Work required
Read the listing below and copy out every line that holds "Joseph".

Records to process
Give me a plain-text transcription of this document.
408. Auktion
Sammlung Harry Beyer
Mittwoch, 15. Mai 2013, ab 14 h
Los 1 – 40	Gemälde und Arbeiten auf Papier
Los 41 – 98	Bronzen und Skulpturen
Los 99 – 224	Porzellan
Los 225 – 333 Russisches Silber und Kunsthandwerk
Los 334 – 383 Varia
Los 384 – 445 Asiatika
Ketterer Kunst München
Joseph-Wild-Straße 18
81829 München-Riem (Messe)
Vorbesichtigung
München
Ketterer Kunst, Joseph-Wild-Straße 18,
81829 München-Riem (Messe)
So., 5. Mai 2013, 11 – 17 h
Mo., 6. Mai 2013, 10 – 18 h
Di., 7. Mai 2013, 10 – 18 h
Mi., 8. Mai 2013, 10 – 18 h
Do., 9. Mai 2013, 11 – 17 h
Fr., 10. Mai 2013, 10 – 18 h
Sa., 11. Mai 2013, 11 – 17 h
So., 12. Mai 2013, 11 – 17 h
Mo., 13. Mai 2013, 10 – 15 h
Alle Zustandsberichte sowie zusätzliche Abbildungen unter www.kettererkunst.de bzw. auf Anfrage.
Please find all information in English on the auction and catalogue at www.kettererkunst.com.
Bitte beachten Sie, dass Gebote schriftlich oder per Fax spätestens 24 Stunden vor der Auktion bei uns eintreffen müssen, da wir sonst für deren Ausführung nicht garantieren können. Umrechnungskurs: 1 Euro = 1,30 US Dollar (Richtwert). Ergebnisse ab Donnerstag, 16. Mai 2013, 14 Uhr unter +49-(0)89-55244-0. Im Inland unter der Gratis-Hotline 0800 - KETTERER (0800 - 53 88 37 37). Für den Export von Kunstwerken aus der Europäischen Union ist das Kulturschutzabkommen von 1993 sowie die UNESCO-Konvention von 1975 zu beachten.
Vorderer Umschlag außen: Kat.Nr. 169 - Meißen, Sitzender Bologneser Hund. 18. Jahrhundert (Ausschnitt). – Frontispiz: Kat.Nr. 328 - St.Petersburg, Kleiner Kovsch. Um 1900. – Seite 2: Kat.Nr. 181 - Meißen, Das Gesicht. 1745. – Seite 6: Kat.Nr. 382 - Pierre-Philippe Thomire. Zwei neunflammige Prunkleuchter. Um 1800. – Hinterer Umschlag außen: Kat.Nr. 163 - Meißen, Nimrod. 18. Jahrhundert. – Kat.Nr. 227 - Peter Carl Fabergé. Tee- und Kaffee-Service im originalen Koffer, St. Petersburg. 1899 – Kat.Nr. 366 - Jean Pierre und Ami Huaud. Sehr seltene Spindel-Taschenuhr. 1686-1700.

Result of this exercise
Joseph-Wild-Straße 18
Ketterer Kunst, Joseph-Wild-Straße 18,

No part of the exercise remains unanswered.